*SHORT PROBLEM:* Retype every line of the data below word for word, leaving out the picture.

*PROVIDED MATERIAL:*
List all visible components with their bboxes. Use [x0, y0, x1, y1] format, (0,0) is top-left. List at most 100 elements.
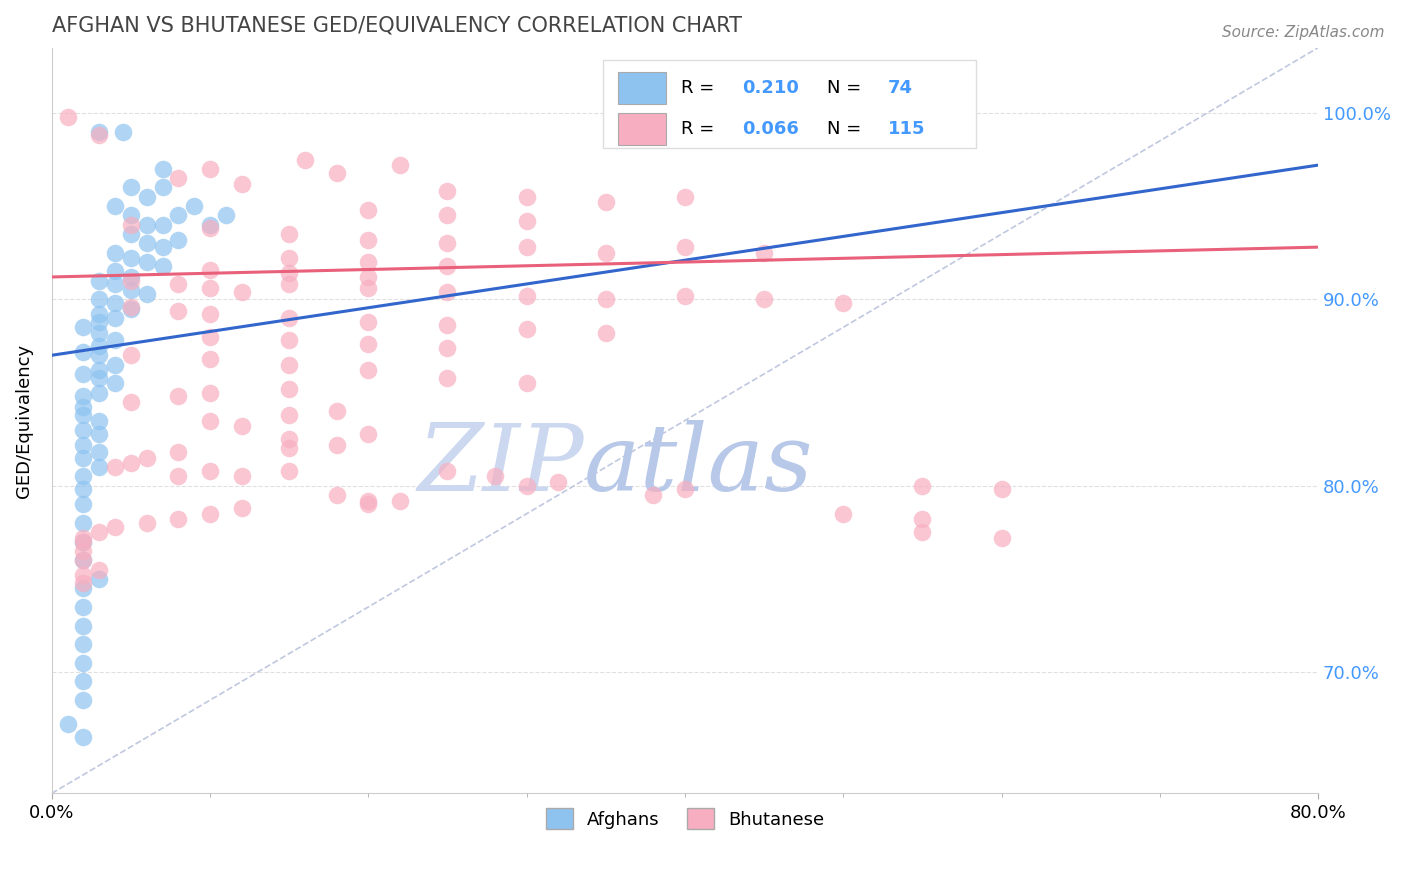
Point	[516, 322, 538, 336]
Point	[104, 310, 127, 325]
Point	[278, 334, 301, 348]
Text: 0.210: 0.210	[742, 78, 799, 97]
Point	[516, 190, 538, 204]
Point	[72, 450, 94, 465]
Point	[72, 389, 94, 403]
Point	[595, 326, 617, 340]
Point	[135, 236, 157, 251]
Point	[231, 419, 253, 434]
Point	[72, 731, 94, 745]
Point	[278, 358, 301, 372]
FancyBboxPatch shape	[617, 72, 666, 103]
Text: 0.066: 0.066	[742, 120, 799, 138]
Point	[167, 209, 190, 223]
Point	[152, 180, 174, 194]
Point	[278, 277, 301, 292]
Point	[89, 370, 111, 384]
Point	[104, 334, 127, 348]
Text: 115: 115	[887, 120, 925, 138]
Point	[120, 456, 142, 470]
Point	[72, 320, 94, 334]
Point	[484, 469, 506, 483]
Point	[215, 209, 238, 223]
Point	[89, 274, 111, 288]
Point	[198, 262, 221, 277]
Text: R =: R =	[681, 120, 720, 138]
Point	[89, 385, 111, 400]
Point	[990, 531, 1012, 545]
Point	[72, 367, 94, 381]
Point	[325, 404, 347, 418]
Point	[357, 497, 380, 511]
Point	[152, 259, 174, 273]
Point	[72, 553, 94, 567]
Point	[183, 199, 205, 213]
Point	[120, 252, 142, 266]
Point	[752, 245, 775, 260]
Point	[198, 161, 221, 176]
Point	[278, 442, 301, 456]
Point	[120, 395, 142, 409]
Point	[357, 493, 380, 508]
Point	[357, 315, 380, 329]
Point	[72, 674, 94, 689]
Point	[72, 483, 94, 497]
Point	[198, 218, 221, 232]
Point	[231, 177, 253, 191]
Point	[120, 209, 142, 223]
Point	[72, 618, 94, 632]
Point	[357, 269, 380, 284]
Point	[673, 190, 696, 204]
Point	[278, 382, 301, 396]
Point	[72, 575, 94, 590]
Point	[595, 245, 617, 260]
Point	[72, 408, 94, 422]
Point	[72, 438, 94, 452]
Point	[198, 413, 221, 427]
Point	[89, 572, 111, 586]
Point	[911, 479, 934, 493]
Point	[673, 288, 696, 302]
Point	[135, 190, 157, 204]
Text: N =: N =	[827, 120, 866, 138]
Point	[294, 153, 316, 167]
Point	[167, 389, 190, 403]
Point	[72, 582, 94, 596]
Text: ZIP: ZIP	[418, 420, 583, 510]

*RESULT BELOW:*
List all visible components with their bboxes. Use [x0, y0, x1, y1] format, (0,0) is top-left. List at most 100 elements.
Point	[516, 322, 538, 336]
Point	[104, 310, 127, 325]
Point	[278, 334, 301, 348]
Text: 0.210: 0.210	[742, 78, 799, 97]
Point	[516, 190, 538, 204]
Point	[72, 450, 94, 465]
Point	[72, 389, 94, 403]
Point	[595, 326, 617, 340]
Point	[135, 236, 157, 251]
Point	[231, 419, 253, 434]
Point	[72, 731, 94, 745]
Point	[278, 358, 301, 372]
FancyBboxPatch shape	[617, 72, 666, 103]
Text: 0.066: 0.066	[742, 120, 799, 138]
Point	[167, 209, 190, 223]
Point	[152, 180, 174, 194]
Point	[278, 277, 301, 292]
Point	[89, 370, 111, 384]
Point	[104, 334, 127, 348]
Text: 115: 115	[887, 120, 925, 138]
Point	[120, 456, 142, 470]
Point	[72, 320, 94, 334]
Point	[484, 469, 506, 483]
Point	[215, 209, 238, 223]
Point	[89, 274, 111, 288]
Point	[198, 262, 221, 277]
Text: R =: R =	[681, 120, 720, 138]
Point	[89, 385, 111, 400]
Point	[990, 531, 1012, 545]
Point	[72, 367, 94, 381]
Point	[325, 404, 347, 418]
Point	[357, 497, 380, 511]
Point	[152, 259, 174, 273]
Point	[72, 553, 94, 567]
Point	[183, 199, 205, 213]
Point	[120, 252, 142, 266]
Point	[752, 245, 775, 260]
Point	[198, 161, 221, 176]
Point	[278, 442, 301, 456]
Point	[120, 395, 142, 409]
Point	[357, 493, 380, 508]
Point	[357, 315, 380, 329]
Point	[72, 674, 94, 689]
Point	[72, 483, 94, 497]
Point	[198, 218, 221, 232]
Point	[231, 177, 253, 191]
Point	[120, 209, 142, 223]
Point	[72, 618, 94, 632]
Point	[357, 269, 380, 284]
Point	[673, 190, 696, 204]
Point	[278, 382, 301, 396]
Point	[72, 575, 94, 590]
Point	[595, 245, 617, 260]
Point	[72, 408, 94, 422]
Point	[72, 438, 94, 452]
Point	[198, 413, 221, 427]
Point	[89, 572, 111, 586]
Point	[911, 479, 934, 493]
Point	[673, 288, 696, 302]
Point	[135, 190, 157, 204]
Text: N =: N =	[827, 120, 866, 138]
Point	[294, 153, 316, 167]
Point	[167, 389, 190, 403]
Point	[72, 582, 94, 596]
Text: ZIP: ZIP	[418, 420, 583, 510]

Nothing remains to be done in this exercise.